> [DIRECTIONS FOR THIS TASK] Search the records for "make". Copy every line where it appears.

> [TASK MATERIAL]
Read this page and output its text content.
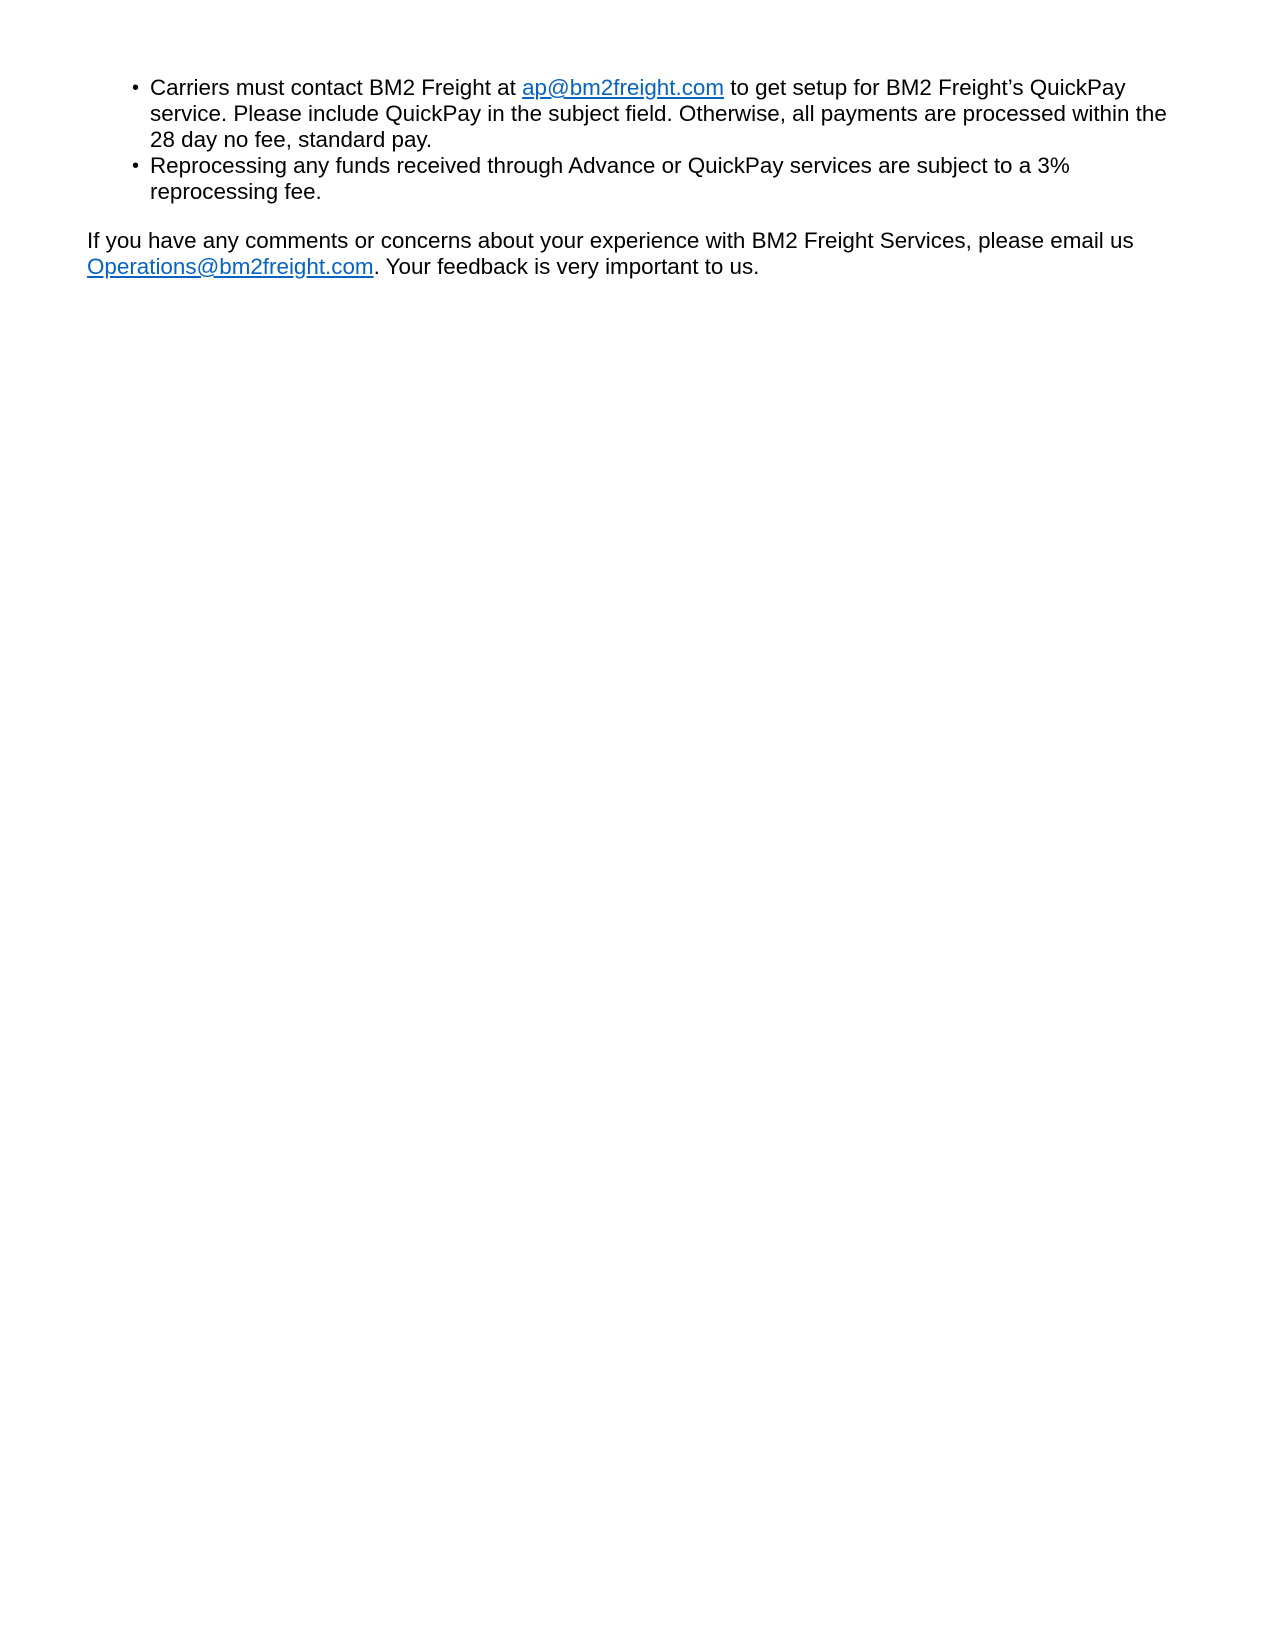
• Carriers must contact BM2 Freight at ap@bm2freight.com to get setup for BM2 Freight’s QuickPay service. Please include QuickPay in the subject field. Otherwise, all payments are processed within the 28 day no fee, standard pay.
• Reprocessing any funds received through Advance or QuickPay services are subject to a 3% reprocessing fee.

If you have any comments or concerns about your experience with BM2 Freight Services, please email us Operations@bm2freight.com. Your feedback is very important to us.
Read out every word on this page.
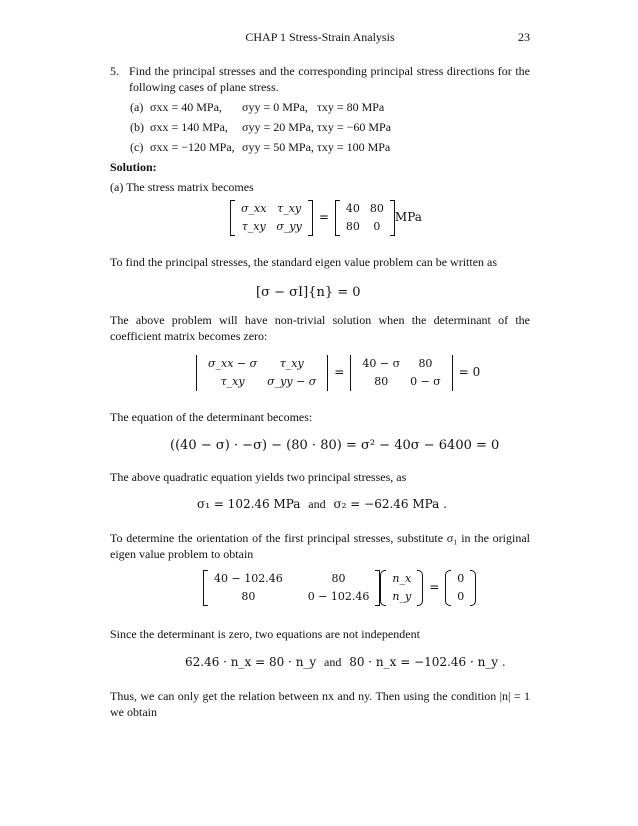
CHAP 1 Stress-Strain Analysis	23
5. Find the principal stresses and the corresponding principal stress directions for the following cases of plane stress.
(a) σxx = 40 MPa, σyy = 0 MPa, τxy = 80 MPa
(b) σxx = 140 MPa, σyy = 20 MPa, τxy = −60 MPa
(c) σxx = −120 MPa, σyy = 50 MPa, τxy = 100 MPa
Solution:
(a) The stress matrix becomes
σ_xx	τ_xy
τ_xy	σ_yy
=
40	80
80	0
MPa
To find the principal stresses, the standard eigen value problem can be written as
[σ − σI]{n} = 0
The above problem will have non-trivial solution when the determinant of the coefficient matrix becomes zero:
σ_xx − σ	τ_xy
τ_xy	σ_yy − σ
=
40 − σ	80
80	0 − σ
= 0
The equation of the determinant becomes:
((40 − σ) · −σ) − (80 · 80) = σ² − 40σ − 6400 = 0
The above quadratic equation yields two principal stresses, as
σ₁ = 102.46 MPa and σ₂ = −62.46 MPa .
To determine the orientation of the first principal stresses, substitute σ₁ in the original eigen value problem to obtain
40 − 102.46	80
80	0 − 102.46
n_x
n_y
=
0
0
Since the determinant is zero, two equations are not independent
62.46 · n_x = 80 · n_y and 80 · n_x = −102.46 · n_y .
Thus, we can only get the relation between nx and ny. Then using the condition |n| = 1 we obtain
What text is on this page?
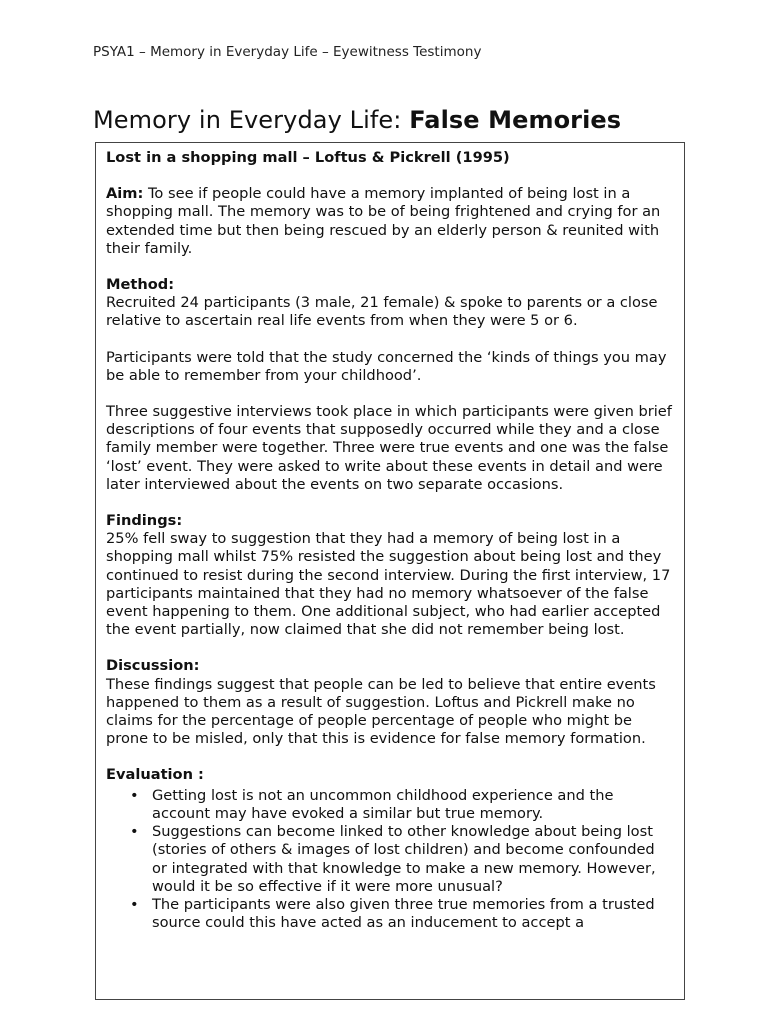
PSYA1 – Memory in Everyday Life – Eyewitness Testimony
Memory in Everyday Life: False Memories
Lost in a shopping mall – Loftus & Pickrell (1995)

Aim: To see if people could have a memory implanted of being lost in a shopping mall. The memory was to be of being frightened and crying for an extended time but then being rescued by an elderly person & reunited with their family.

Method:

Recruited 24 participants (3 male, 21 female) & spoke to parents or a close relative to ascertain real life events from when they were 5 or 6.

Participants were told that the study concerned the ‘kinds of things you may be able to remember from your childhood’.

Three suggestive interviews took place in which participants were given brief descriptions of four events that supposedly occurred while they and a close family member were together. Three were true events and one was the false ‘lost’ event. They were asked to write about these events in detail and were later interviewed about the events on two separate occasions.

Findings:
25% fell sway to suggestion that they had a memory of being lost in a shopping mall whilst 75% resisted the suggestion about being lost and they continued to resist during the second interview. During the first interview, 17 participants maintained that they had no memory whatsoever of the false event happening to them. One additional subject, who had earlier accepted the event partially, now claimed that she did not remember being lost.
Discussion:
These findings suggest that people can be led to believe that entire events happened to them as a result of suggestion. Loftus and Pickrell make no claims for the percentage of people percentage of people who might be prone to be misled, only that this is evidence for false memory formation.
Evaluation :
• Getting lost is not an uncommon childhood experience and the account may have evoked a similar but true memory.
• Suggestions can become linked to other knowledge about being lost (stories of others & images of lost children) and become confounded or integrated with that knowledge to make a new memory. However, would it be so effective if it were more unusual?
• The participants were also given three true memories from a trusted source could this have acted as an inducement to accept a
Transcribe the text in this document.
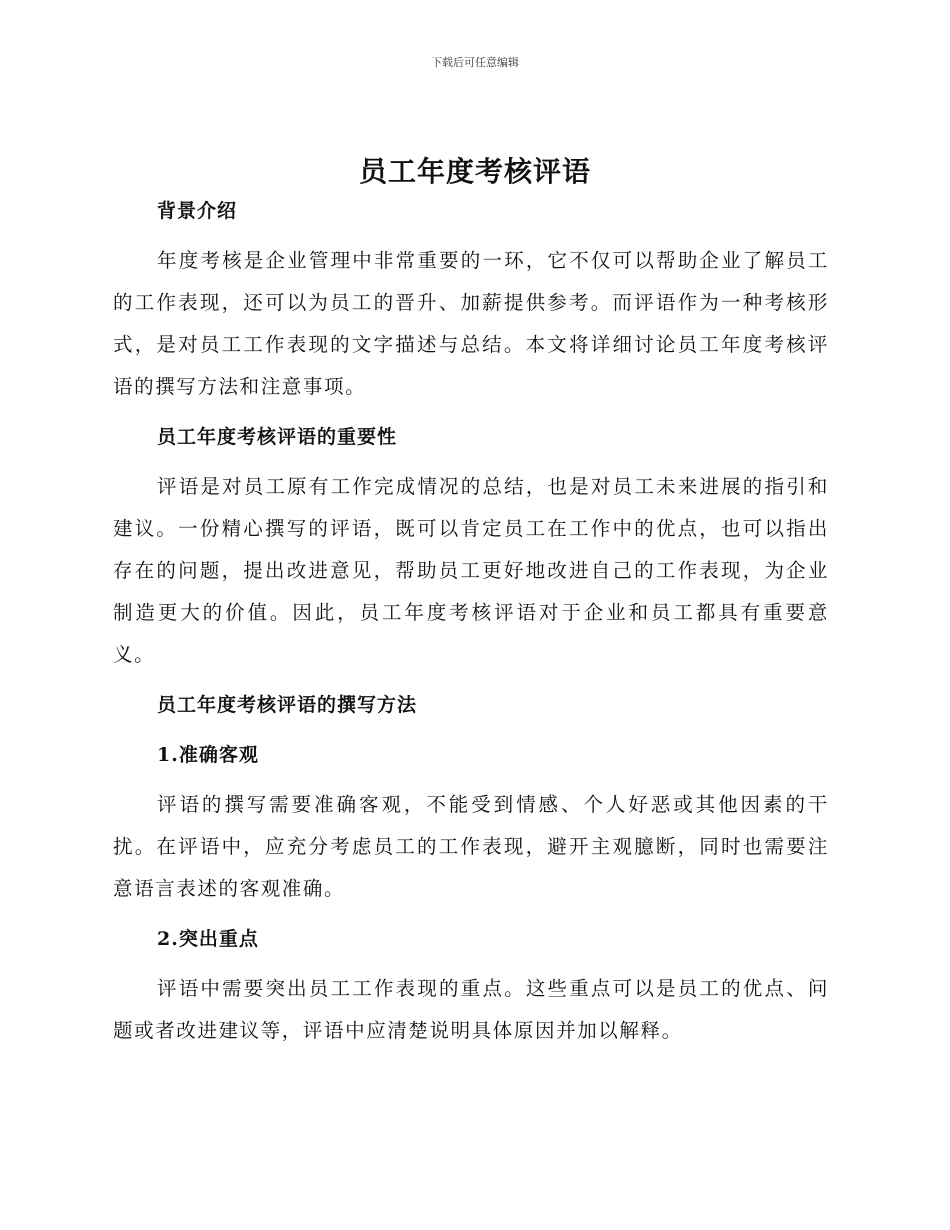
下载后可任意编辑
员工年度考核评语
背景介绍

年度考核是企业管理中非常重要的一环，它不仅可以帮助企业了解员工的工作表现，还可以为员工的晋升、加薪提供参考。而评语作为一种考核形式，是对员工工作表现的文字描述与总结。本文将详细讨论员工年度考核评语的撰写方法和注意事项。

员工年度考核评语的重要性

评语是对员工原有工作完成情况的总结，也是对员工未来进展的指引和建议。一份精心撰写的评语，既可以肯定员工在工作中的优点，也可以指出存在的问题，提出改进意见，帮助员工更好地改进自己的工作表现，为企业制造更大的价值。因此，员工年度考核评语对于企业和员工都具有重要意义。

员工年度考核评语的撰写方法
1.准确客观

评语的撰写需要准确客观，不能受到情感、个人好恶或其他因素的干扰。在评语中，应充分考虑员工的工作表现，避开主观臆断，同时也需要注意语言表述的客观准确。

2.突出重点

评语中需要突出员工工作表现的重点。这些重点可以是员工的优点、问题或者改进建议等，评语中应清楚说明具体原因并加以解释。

> [RESULT FOR THIS EXERCISE]
These findings suggest that people can be led to believe that entire events happened to them as a result of suggestion. Loftus and Pickrell make no claims for the percentage of people percentage of people who might be prone to be misled, only that this is evidence for false memory formation.
• Suggestions can become linked to other knowledge about being lost (stories of others & images of lost children) and become confounded or integrated with that knowledge to make a new memory. However, would it be so effective if it were more unusual?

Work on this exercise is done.